EXERCISE DETAILS
Please give the listing again in its entirety, exactly as written.

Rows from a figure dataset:
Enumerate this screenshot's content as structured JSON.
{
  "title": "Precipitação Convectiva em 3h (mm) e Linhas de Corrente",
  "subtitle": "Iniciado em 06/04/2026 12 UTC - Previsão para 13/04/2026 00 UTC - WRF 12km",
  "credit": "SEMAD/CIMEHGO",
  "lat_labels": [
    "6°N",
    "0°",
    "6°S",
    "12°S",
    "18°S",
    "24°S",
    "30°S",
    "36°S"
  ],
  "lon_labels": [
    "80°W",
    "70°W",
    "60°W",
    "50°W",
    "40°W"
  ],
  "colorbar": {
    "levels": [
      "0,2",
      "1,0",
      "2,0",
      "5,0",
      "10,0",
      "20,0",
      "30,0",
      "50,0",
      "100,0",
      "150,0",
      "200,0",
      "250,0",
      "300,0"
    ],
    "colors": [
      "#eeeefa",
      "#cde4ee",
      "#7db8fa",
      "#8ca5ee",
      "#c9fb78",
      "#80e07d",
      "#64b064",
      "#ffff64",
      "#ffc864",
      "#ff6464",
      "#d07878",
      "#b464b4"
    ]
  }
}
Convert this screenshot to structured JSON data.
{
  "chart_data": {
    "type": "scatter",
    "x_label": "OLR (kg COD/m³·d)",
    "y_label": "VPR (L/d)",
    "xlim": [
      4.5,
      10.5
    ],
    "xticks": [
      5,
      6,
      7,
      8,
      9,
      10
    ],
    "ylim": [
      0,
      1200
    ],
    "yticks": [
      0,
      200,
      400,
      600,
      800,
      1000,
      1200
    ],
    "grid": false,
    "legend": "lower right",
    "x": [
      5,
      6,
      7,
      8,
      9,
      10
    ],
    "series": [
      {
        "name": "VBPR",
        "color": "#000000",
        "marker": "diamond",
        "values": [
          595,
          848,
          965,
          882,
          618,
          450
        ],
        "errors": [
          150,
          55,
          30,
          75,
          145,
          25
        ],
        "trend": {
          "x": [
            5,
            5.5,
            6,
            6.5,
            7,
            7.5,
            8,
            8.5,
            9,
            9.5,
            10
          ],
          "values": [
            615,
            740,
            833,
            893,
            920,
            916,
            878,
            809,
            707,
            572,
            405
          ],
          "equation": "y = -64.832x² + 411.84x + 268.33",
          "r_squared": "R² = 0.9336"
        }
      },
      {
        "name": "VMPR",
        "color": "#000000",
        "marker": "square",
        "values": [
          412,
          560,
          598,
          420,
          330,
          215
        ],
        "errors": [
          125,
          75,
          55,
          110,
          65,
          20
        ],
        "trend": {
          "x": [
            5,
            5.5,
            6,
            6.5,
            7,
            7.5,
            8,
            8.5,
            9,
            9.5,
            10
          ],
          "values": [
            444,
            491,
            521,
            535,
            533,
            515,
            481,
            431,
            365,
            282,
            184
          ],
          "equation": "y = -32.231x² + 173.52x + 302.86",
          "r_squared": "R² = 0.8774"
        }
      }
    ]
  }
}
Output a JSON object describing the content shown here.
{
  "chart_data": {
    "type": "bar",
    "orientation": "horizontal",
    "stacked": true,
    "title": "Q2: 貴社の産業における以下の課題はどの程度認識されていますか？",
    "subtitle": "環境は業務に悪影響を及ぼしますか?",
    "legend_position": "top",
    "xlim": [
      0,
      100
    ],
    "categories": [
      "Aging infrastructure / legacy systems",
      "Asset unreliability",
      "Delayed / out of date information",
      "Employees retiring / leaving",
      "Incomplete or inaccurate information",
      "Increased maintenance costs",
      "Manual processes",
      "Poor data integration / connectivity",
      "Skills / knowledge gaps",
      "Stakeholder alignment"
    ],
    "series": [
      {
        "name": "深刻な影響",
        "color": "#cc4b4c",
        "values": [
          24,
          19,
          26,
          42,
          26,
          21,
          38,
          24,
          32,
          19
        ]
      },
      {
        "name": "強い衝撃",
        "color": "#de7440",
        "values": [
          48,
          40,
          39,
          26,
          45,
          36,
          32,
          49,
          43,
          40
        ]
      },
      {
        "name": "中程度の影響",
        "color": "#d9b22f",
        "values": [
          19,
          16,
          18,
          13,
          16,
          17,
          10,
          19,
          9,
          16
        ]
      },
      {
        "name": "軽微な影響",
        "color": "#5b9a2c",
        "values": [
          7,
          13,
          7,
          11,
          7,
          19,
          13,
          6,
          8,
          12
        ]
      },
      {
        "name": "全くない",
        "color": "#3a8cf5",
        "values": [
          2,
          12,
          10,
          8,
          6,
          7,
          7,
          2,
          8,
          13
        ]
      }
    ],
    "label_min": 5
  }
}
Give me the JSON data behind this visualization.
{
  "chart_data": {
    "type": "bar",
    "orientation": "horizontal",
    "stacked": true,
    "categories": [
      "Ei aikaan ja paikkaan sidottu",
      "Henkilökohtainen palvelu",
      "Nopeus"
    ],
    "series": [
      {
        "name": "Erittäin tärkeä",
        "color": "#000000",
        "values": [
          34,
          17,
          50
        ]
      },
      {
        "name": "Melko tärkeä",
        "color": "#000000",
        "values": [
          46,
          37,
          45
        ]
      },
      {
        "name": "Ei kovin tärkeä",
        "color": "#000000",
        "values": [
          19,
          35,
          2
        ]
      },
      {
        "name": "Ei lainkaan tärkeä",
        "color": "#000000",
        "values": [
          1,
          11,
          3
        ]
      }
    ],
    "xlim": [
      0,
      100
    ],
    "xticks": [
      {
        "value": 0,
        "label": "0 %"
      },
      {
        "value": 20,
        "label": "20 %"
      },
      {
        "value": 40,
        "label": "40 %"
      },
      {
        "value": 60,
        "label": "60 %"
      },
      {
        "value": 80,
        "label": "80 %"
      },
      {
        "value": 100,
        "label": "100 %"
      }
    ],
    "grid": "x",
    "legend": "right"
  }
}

RESULT
Enumerate this screenshot's content as structured JSON.
{
  "title": "Precipitação Convectiva em 3h (mm) e Linhas de Corrente",
  "subtitle": "Iniciado em 06/04/2026 12 UTC - Previsão para 13/04/2026 00 UTC - WRF 12km",
  "credit": "SEMAD/CIMEHGO",
  "lat_labels": [
    "6°N",
    "0°",
    "6°S",
    "12°S",
    "18°S",
    "24°S",
    "30°S",
    "36°S"
  ],
  "lon_labels": [
    "80°W",
    "70°W",
    "60°W",
    "50°W",
    "40°W"
  ],
  "colorbar": {
    "levels": [
      "0,2",
      "1,0",
      "2,0",
      "5,0",
      "10,0",
      "20,0",
      "30,0",
      "50,0",
      "100,0",
      "150,0",
      "200,0",
      "250,0",
      "300,0"
    ],
    "colors": [
      "#eeeefa",
      "#cde4ee",
      "#7db8fa",
      "#8ca5ee",
      "#c9fb78",
      "#80e07d",
      "#64b064",
      "#ffff64",
      "#ffc864",
      "#ff6464",
      "#d07878",
      "#b464b4"
    ]
  }
}
Convert this screenshot to structured JSON data.
{
  "chart_data": {
    "type": "scatter",
    "x_label": "OLR (kg COD/m³·d)",
    "y_label": "VPR (L/d)",
    "xlim": [
      4.5,
      10.5
    ],
    "xticks": [
      5,
      6,
      7,
      8,
      9,
      10
    ],
    "ylim": [
      0,
      1200
    ],
    "yticks": [
      0,
      200,
      400,
      600,
      800,
      1000,
      1200
    ],
    "grid": false,
    "legend": "lower right",
    "x": [
      5,
      6,
      7,
      8,
      9,
      10
    ],
    "series": [
      {
        "name": "VBPR",
        "color": "#000000",
        "marker": "diamond",
        "values": [
          595,
          848,
          965,
          882,
          618,
          450
        ],
        "errors": [
          150,
          55,
          30,
          75,
          145,
          25
        ],
        "trend": {
          "x": [
            5,
            5.5,
            6,
            6.5,
            7,
            7.5,
            8,
            8.5,
            9,
            9.5,
            10
          ],
          "values": [
            615,
            740,
            833,
            893,
            920,
            916,
            878,
            809,
            707,
            572,
            405
          ],
          "equation": "y = -64.832x² + 411.84x + 268.33",
          "r_squared": "R² = 0.9336"
        }
      },
      {
        "name": "VMPR",
        "color": "#000000",
        "marker": "square",
        "values": [
          412,
          560,
          598,
          420,
          330,
          215
        ],
        "errors": [
          125,
          75,
          55,
          110,
          65,
          20
        ],
        "trend": {
          "x": [
            5,
            5.5,
            6,
            6.5,
            7,
            7.5,
            8,
            8.5,
            9,
            9.5,
            10
          ],
          "values": [
            444,
            491,
            521,
            535,
            533,
            515,
            481,
            431,
            365,
            282,
            184
          ],
          "equation": "y = -32.231x² + 173.52x + 302.86",
          "r_squared": "R² = 0.8774"
        }
      }
    ]
  }
}
Output a JSON object describing the content shown here.
{
  "chart_data": {
    "type": "bar",
    "orientation": "horizontal",
    "stacked": true,
    "title": "Q2: 貴社の産業における以下の課題はどの程度認識されていますか？",
    "subtitle": "環境は業務に悪影響を及ぼしますか?",
    "legend_position": "top",
    "xlim": [
      0,
      100
    ],
    "categories": [
      "Aging infrastructure / legacy systems",
      "Asset unreliability",
      "Delayed / out of date information",
      "Employees retiring / leaving",
      "Incomplete or inaccurate information",
      "Increased maintenance costs",
      "Manual processes",
      "Poor data integration / connectivity",
      "Skills / knowledge gaps",
      "Stakeholder alignment"
    ],
    "series": [
      {
        "name": "深刻な影響",
        "color": "#cc4b4c",
        "values": [
          24,
          19,
          26,
          42,
          26,
          21,
          38,
          24,
          32,
          19
        ]
      },
      {
        "name": "強い衝撃",
        "color": "#de7440",
        "values": [
          48,
          40,
          39,
          26,
          45,
          36,
          32,
          49,
          43,
          40
        ]
      },
      {
        "name": "中程度の影響",
        "color": "#d9b22f",
        "values": [
          19,
          16,
          18,
          13,
          16,
          17,
          10,
          19,
          9,
          16
        ]
      },
      {
        "name": "軽微な影響",
        "color": "#5b9a2c",
        "values": [
          7,
          13,
          7,
          11,
          7,
          19,
          13,
          6,
          8,
          12
        ]
      },
      {
        "name": "全くない",
        "color": "#3a8cf5",
        "values": [
          2,
          12,
          10,
          8,
          6,
          7,
          7,
          2,
          8,
          13
        ]
      }
    ],
    "label_min": 5
  }
}
Give me the JSON data behind this visualization.
{
  "chart_data": {
    "type": "bar",
    "orientation": "horizontal",
    "stacked": true,
    "categories": [
      "Ei aikaan ja paikkaan sidottu",
      "Henkilökohtainen palvelu",
      "Nopeus"
    ],
    "series": [
      {
        "name": "Erittäin tärkeä",
        "color": "#000000",
        "values": [
          34,
          17,
          50
        ]
      },
      {
        "name": "Melko tärkeä",
        "color": "#000000",
        "values": [
          46,
          37,
          45
        ]
      },
      {
        "name": "Ei kovin tärkeä",
        "color": "#000000",
        "values": [
          19,
          35,
          2
        ]
      },
      {
        "name": "Ei lainkaan tärkeä",
        "color": "#000000",
        "values": [
          1,
          11,
          3
        ]
      }
    ],
    "xlim": [
      0,
      100
    ],
    "xticks": [
      {
        "value": 0,
        "label": "0 %"
      },
      {
        "value": 20,
        "label": "20 %"
      },
      {
        "value": 40,
        "label": "40 %"
      },
      {
        "value": 60,
        "label": "60 %"
      },
      {
        "value": 80,
        "label": "80 %"
      },
      {
        "value": 100,
        "label": "100 %"
      }
    ],
    "grid": "x",
    "legend": "right"
  }
}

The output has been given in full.